[YOUR TASK] Find each line with the word "Salernitano" and copy it.

Part of a data file:

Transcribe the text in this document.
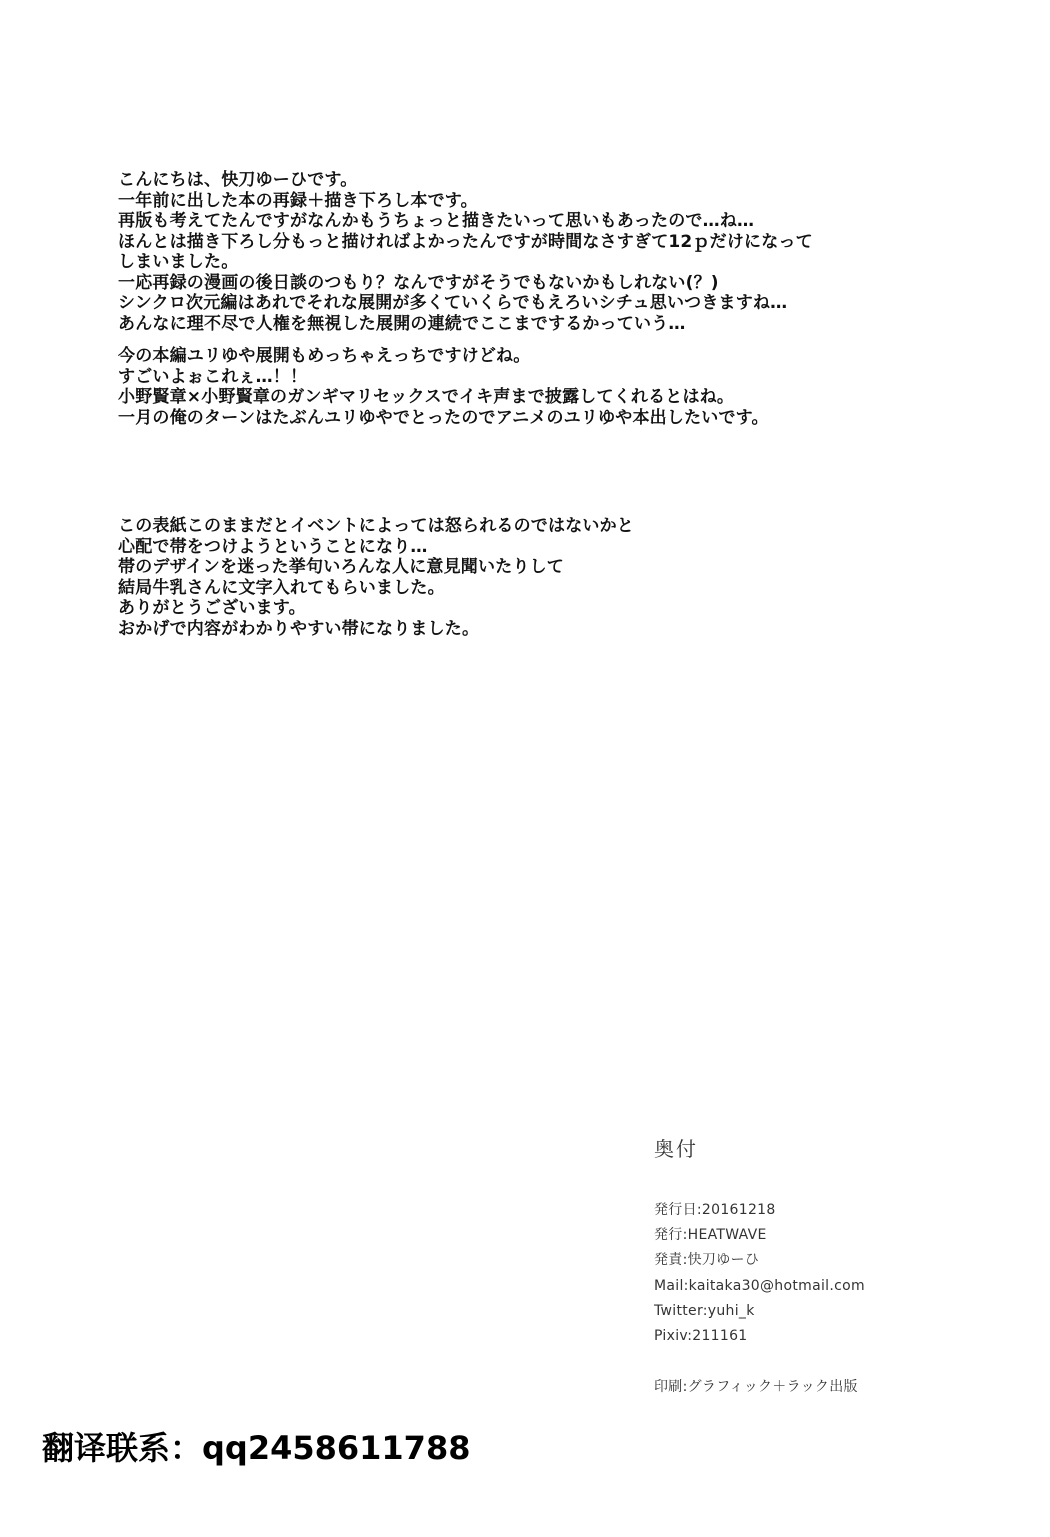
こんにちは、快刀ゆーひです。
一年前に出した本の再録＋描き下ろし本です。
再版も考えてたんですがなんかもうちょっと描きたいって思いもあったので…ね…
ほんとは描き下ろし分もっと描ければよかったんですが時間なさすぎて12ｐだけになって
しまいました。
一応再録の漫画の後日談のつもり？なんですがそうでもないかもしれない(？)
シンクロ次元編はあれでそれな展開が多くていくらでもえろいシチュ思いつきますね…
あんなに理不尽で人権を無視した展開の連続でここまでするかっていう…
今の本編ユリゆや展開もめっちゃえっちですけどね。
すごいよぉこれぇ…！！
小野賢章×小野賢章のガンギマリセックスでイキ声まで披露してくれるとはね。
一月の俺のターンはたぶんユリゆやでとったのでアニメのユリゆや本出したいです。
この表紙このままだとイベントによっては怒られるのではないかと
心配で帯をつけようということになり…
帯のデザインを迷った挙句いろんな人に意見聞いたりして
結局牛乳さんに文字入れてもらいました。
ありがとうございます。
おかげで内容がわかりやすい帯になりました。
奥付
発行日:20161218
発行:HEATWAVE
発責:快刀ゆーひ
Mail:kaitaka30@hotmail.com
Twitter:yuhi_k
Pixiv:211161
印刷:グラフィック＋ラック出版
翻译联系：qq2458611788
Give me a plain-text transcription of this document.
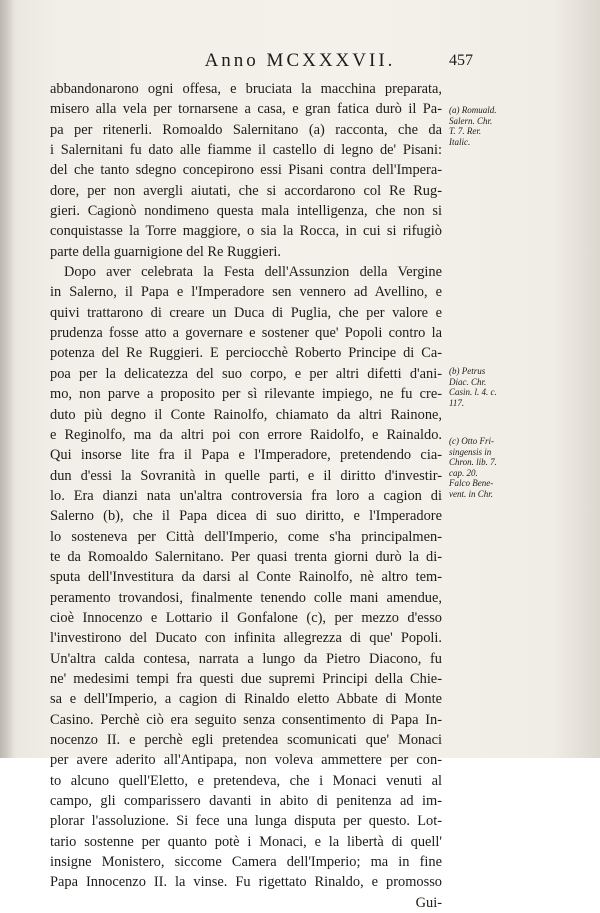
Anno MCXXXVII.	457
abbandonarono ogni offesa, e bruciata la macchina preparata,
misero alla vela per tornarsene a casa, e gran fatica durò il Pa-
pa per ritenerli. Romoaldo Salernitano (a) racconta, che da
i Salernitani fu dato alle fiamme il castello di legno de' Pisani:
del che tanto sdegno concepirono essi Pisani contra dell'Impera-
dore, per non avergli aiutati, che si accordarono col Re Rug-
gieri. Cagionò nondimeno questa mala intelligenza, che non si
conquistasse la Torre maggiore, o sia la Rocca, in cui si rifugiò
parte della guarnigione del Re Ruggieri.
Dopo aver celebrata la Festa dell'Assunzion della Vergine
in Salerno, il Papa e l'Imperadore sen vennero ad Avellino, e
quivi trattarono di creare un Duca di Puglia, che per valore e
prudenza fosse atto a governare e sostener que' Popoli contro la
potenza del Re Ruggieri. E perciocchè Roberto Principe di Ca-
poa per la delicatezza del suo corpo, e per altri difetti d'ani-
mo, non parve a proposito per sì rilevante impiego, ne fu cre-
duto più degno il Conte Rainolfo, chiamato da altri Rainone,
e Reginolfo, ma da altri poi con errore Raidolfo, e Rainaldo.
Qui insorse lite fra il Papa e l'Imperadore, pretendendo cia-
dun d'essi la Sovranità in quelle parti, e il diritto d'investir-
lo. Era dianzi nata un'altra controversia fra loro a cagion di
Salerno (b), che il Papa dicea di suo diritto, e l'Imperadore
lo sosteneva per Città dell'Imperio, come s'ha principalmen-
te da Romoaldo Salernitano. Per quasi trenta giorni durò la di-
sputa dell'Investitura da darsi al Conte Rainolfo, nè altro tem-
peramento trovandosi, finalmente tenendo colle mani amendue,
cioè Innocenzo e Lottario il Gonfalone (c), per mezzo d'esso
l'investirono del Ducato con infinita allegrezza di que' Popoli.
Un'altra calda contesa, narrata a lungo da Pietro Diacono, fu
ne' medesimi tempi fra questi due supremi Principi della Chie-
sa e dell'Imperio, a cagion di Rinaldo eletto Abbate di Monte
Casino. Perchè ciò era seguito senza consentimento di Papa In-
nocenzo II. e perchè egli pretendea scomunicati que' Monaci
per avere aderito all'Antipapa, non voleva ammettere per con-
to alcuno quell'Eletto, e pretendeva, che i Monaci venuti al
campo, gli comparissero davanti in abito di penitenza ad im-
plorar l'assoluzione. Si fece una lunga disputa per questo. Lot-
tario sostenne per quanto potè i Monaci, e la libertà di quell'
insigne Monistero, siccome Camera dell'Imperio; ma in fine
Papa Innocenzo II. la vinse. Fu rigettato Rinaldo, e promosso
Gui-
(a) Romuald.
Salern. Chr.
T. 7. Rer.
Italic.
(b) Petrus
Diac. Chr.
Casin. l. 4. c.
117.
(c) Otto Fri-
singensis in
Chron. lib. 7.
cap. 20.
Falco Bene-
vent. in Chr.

[SOLUTION BELOW]
pa per ritenerli. Romoaldo Salernitano (a) racconta, che da
te da Romoaldo Salernitano. Per quasi trenta giorni durò la di-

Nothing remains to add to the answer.